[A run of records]
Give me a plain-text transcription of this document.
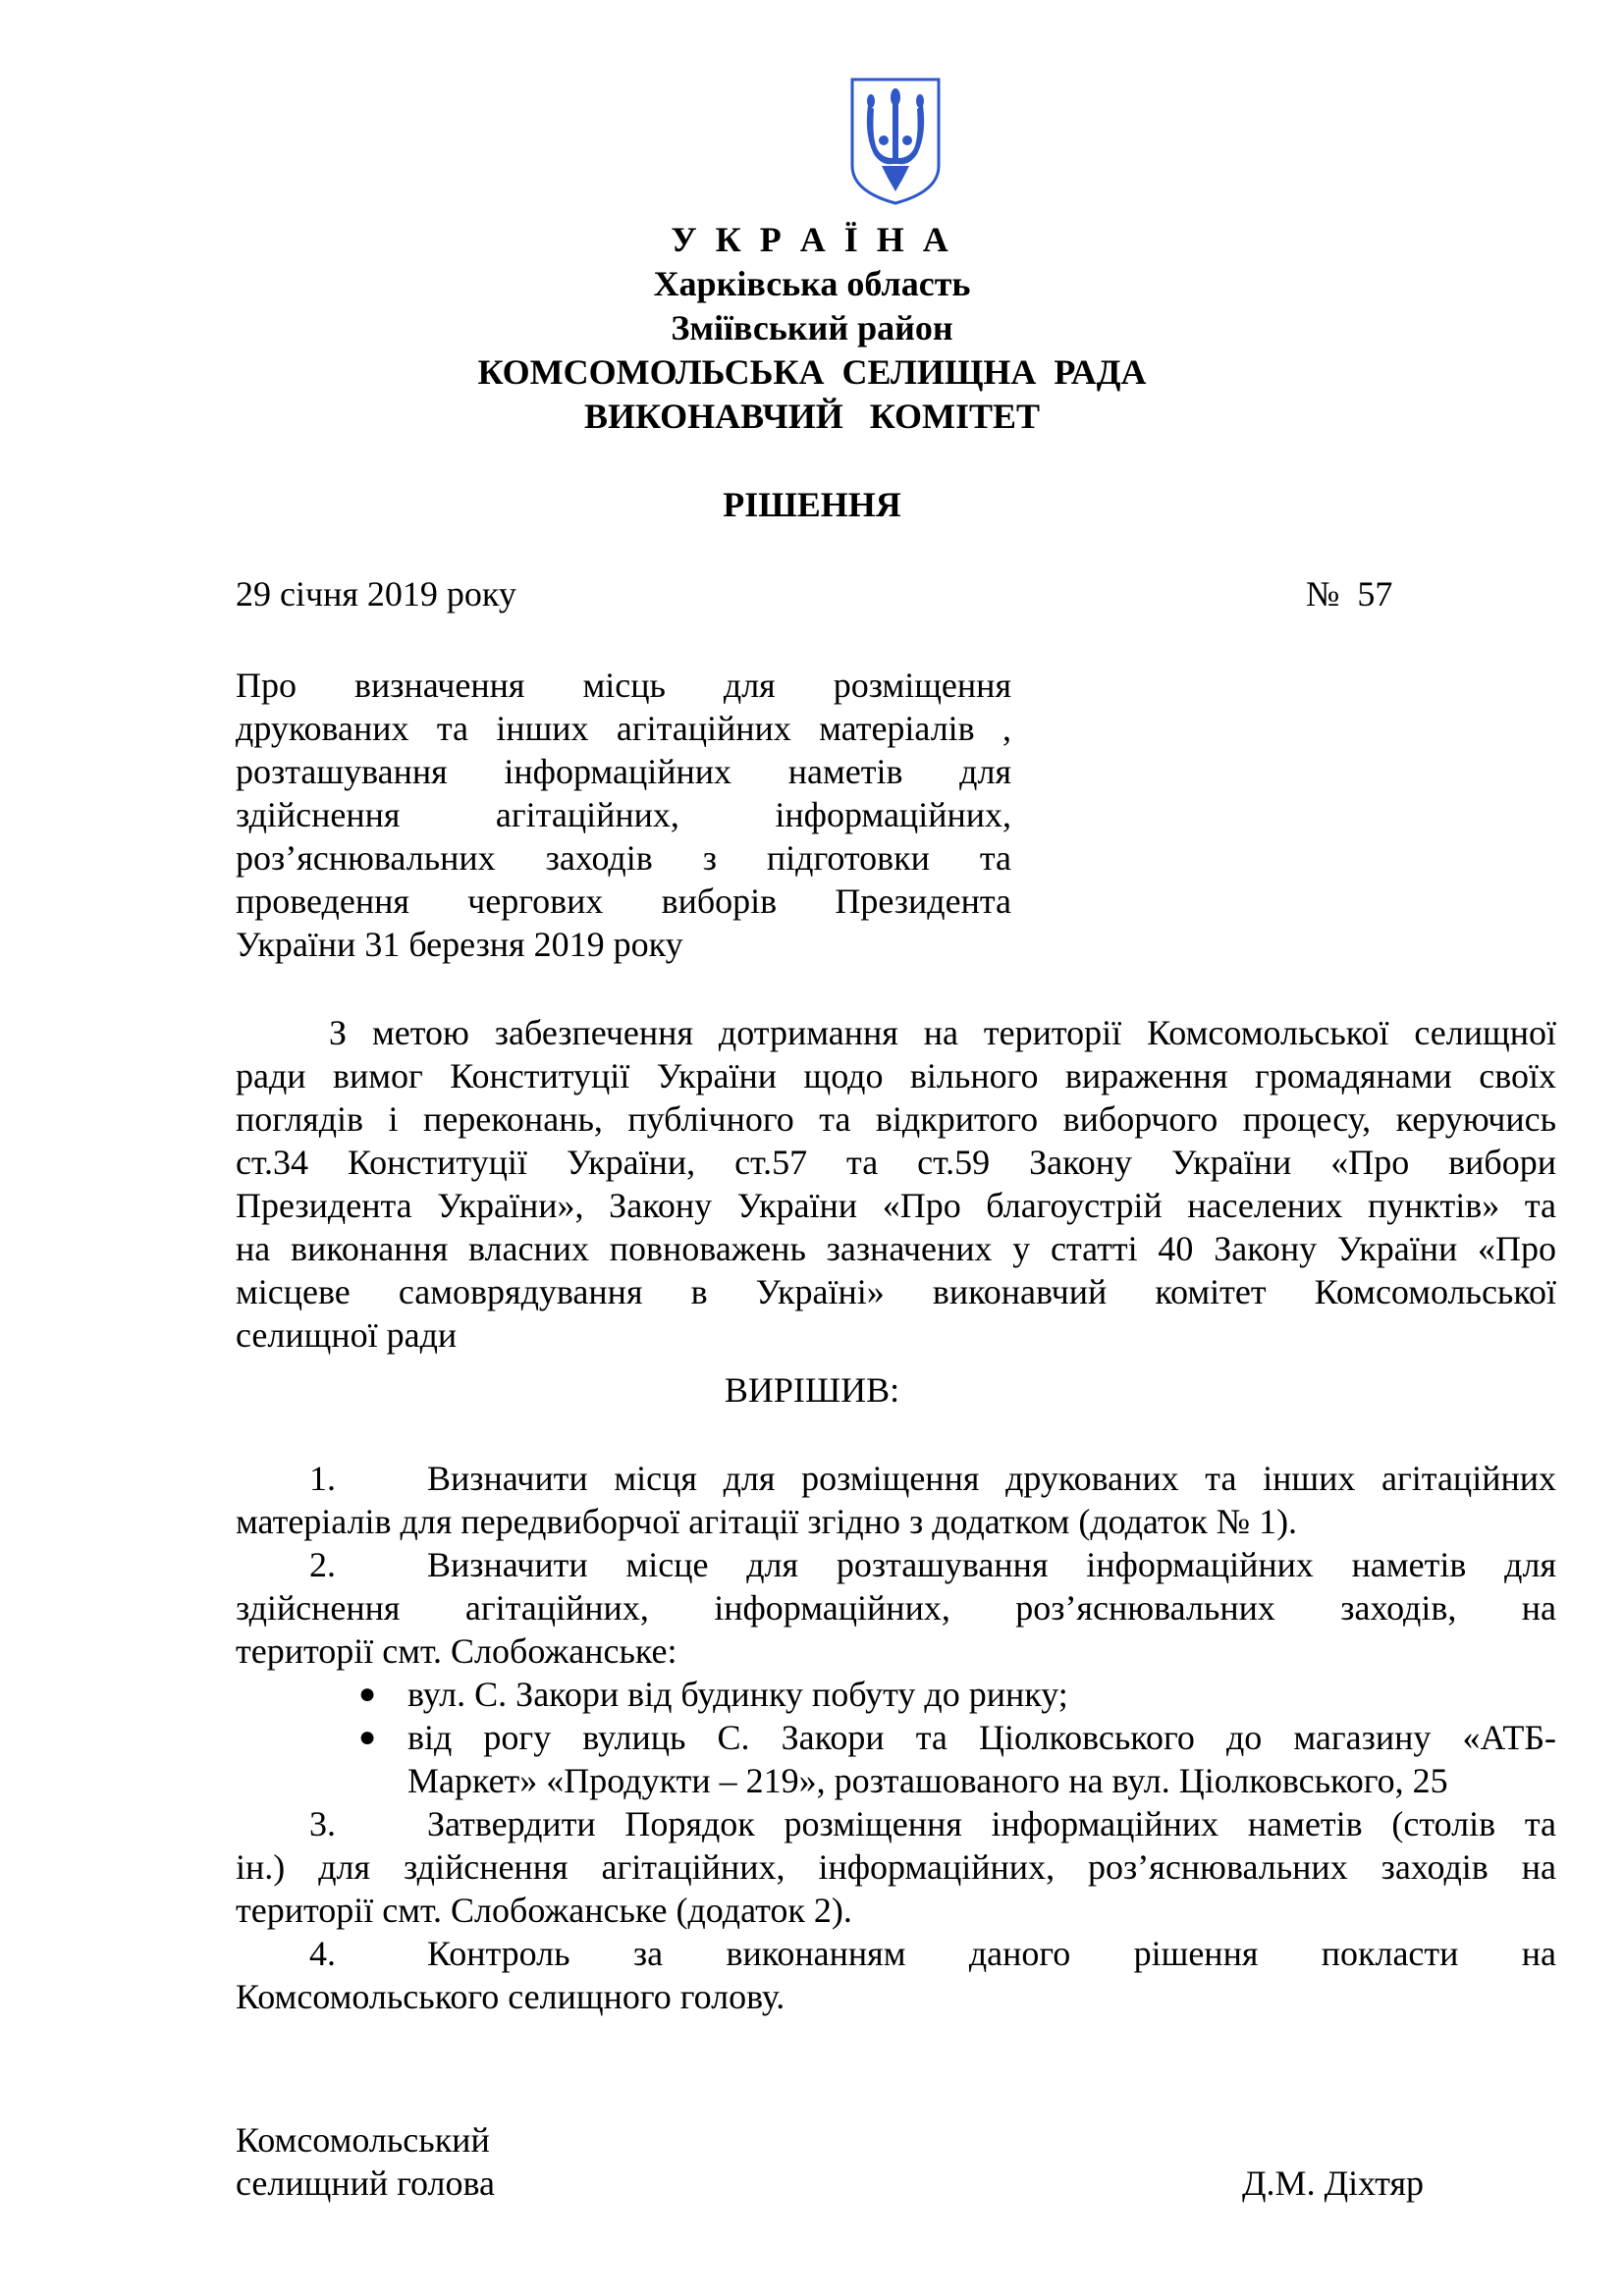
У К Р А Ї Н А
Харківська область
Зміївський район
КОМСОМОЛЬСЬКА  СЕЛИЩНА  РАДА
ВИКОНАВЧИЙ   КОМІТЕТ
РІШЕННЯ
29 січня 2019 року	№  57
Про визначення місць для розміщення
друкованих та інших агітаційних матеріалів ,
розташування інформаційних наметів для
здійснення агітаційних, інформаційних,
роз’яснювальних заходів з підготовки та
проведення чергових виборів Президента
України 31 березня 2019 року
З метою забезпечення дотримання на території Комсомольської селищної
ради вимог Конституції України щодо вільного вираження громадянами своїх
поглядів і переконань, публічного та відкритого виборчого процесу, керуючись
ст.34 Конституції України, ст.57 та ст.59 Закону України «Про вибори
Президента України», Закону України «Про благоустрій населених пунктів» та
на виконання власних повноважень зазначених у статті 40 Закону України «Про
місцеве самоврядування в Україні» виконавчий комітет Комсомольської
селищної ради
ВИРІШИВ:
1.	Визначити місця для розміщення друкованих та інших агітаційних
матеріалів для передвиборчої агітації згідно з додатком (додаток № 1).
2.	Визначити місце для розташування інформаційних наметів для
здійснення агітаційних, інформаційних, роз’яснювальних заходів, на
території смт. Слобожанське:
● вул. С. Закори від будинку побуту до ринку;
● від рогу вулиць С. Закори та Ціолковського до магазину «АТБ-
Маркет» «Продукти – 219», розташованого на вул. Ціолковського, 25
3.	Затвердити Порядок розміщення інформаційних наметів (столів та
ін.) для здійснення агітаційних, інформаційних, роз’яснювальних заходів на
території смт. Слобожанське (додаток 2).
4.	Контроль за виконанням даного рішення покласти на
Комсомольського селищного голову.
Комсомольський
селищний голова	Д.М. Діхтяр
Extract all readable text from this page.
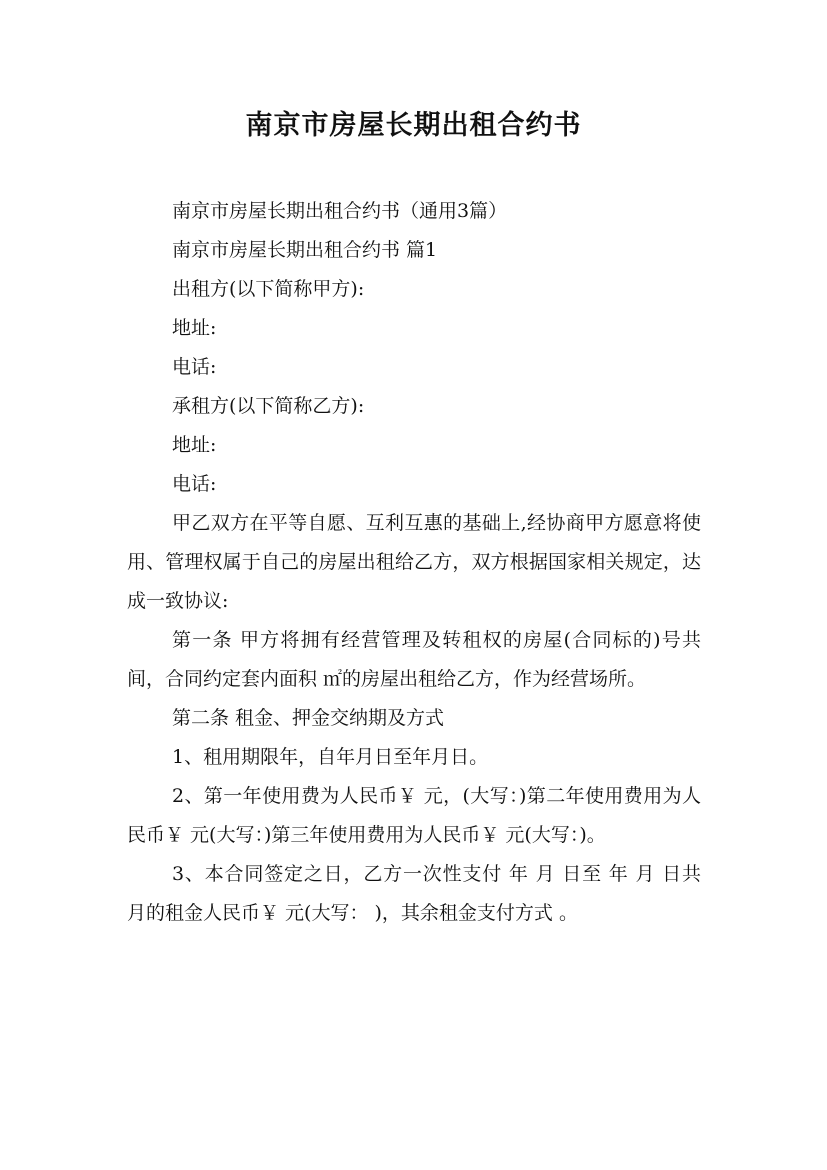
南京市房屋长期出租合约书

南京市房屋长期出租合约书（通用3篇）

南京市房屋长期出租合约书 篇1

出租方(以下简称甲方):

地址:

电话:

承租方(以下简称乙方):

地址:

电话:

甲乙双方在平等自愿、互利互惠的基础上,经协商甲方愿意将使用、管理权属于自己的房屋出租给乙方，双方根据国家相关规定，达成一致协议:

第一条 甲方将拥有经营管理及转租权的房屋(合同标的)号共 间，合同约定套内面积 ㎡的房屋出租给乙方，作为经营场所。

第二条 租金、押金交纳期及方式

1、租用期限年，自年月日至年月日。

2、第一年使用费为人民币￥ 元，(大写：)第二年使用费用为人民币￥ 元(大写：)第三年使用费用为人民币￥ 元(大写：)。

3、本合同签定之日，乙方一次性支付 年 月 日至 年 月 日共 月的租金人民币￥ 元(大写： )，其余租金支付方式 。
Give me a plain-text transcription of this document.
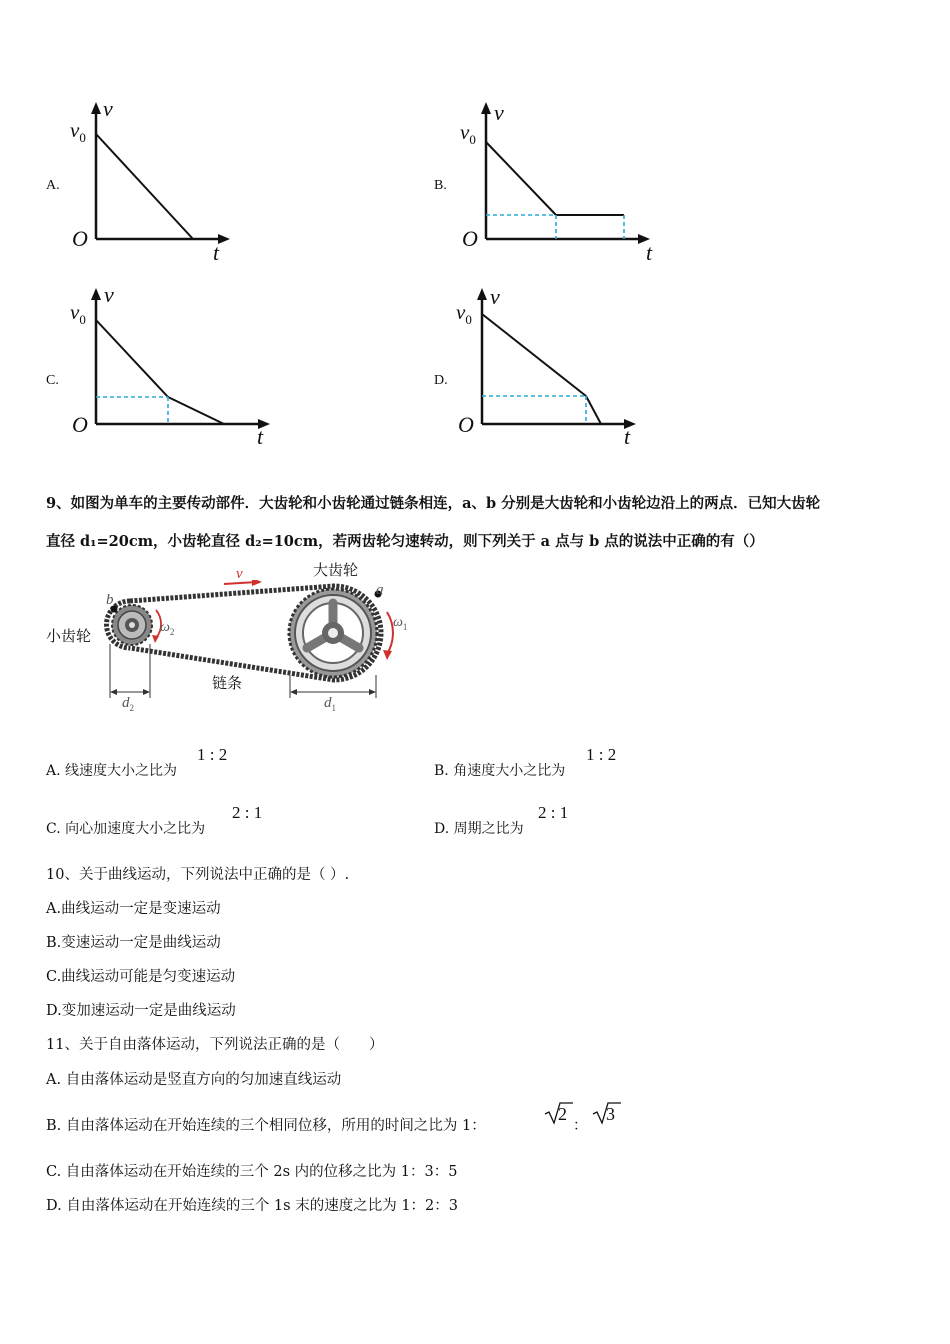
A.
v
$v_0$
O
t
B.
v
$v_0$
O
t
C.
v
$v_0$
O	t
D.
v
$v_0$
O	t
9、如图为单车的主要传动部件．大齿轮和小齿轮通过链条相连，a、b 分别是大齿轮和小齿轮边沿上的两点．已知大齿轮
直径 d₁=20cm，小齿轮直径 d₂=10cm，若两齿轮匀速转动，则下列关于 a 点与 b 点的说法中正确的有（）
大齿轮
小齿轮
链条
v
a
b
$\omega_1$
$\omega_2$
$d_2$	$d_1$
A. 线速度大小之比为
1 : 2
B. 角速度大小之比为
1 : 2
C. 向心加速度大小之比为
2 : 1
D. 周期之比为
2 : 1
10、关于曲线运动，下列说法中正确的是（ ）.
A.曲线运动一定是变速运动
B.变速运动一定是曲线运动
C.曲线运动可能是匀变速运动
D.变加速运动一定是曲线运动
11、关于自由落体运动，下列说法正确的是（　　）
A. 自由落体运动是竖直方向的匀加速直线运动
B. 自由落体运动在开始连续的三个相同位移，所用的时间之比为 1：
2
：
3
C. 自由落体运动在开始连续的三个 2s 内的位移之比为 1：3：5
D. 自由落体运动在开始连续的三个 1s 末的速度之比为 1：2：3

◆ Requirement ◆
The records above must be printed exactly; the pictures stay out.

◆ Finished answer ◆
Give me a plain-text transcription of this document.
У К Р А Ї Н А
Харківська область
Зміївський район
КОМСОМОЛЬСЬКА  СЕЛИЩНА  РАДА
ВИКОНАВЧИЙ   КОМІТЕТ
РІШЕННЯ
29 січня 2019 року	№  57
Про визначення місць для розміщення
друкованих та інших агітаційних матеріалів ,
розташування інформаційних наметів для
здійснення агітаційних, інформаційних,
роз’яснювальних заходів з підготовки та
проведення чергових виборів Президента
України 31 березня 2019 року
З метою забезпечення дотримання на території Комсомольської селищної
ради вимог Конституції України щодо вільного вираження громадянами своїх
поглядів і переконань, публічного та відкритого виборчого процесу, керуючись
ст.34 Конституції України, ст.57 та ст.59 Закону України «Про вибори
Президента України», Закону України «Про благоустрій населених пунктів» та
на виконання власних повноважень зазначених у статті 40 Закону України «Про
місцеве самоврядування в Україні» виконавчий комітет Комсомольської
селищної ради
ВИРІШИВ:
1.	Визначити місця для розміщення друкованих та інших агітаційних
матеріалів для передвиборчої агітації згідно з додатком (додаток № 1).
2.	Визначити місце для розташування інформаційних наметів для
здійснення агітаційних, інформаційних, роз’яснювальних заходів, на
території смт. Слобожанське:
● вул. С. Закори від будинку побуту до ринку;
● від рогу вулиць С. Закори та Ціолковського до магазину «АТБ-
Маркет» «Продукти – 219», розташованого на вул. Ціолковського, 25
3.	Затвердити Порядок розміщення інформаційних наметів (столів та
ін.) для здійснення агітаційних, інформаційних, роз’яснювальних заходів на
території смт. Слобожанське (додаток 2).
4.	Контроль за виконанням даного рішення покласти на
Комсомольського селищного голову.
Комсомольський
селищний голова	Д.М. Діхтяр
Extract all readable text from this page.
南京市房屋长期出租合约书

南京市房屋长期出租合约书（通用3篇）

南京市房屋长期出租合约书 篇1

出租方(以下简称甲方):

地址:

电话:

承租方(以下简称乙方):

地址:

电话:

甲乙双方在平等自愿、互利互惠的基础上,经协商甲方愿意将使用、管理权属于自己的房屋出租给乙方，双方根据国家相关规定，达成一致协议:

第一条 甲方将拥有经营管理及转租权的房屋(合同标的)号共 间，合同约定套内面积 ㎡的房屋出租给乙方，作为经营场所。

第二条 租金、押金交纳期及方式

1、租用期限年，自年月日至年月日。

2、第一年使用费为人民币￥ 元，(大写：)第二年使用费用为人民币￥ 元(大写：)第三年使用费用为人民币￥ 元(大写：)。

3、本合同签定之日，乙方一次性支付 年 月 日至 年 月 日共 月的租金人民币￥ 元(大写： )，其余租金支付方式 。
Give me a plain-text transcription of this document.
A.
v
$v_0$
O
t
B.
v
$v_0$
O
t
C.
v
$v_0$
O	t
D.
v
$v_0$
O	t
9、如图为单车的主要传动部件．大齿轮和小齿轮通过链条相连，a、b 分别是大齿轮和小齿轮边沿上的两点．已知大齿轮
直径 d₁=20cm，小齿轮直径 d₂=10cm，若两齿轮匀速转动，则下列关于 a 点与 b 点的说法中正确的有（）
大齿轮
小齿轮
链条
v
a
b
$\omega_1$
$\omega_2$
$d_2$	$d_1$
A. 线速度大小之比为
1 : 2
B. 角速度大小之比为
1 : 2
C. 向心加速度大小之比为
2 : 1
D. 周期之比为
2 : 1
10、关于曲线运动，下列说法中正确的是（ ）.
A.曲线运动一定是变速运动
B.变速运动一定是曲线运动
C.曲线运动可能是匀变速运动
D.变加速运动一定是曲线运动
11、关于自由落体运动，下列说法正确的是（　　）
A. 自由落体运动是竖直方向的匀加速直线运动
B. 自由落体运动在开始连续的三个相同位移，所用的时间之比为 1：
2
：
3
C. 自由落体运动在开始连续的三个 2s 内的位移之比为 1：3：5
D. 自由落体运动在开始连续的三个 1s 末的速度之比为 1：2：3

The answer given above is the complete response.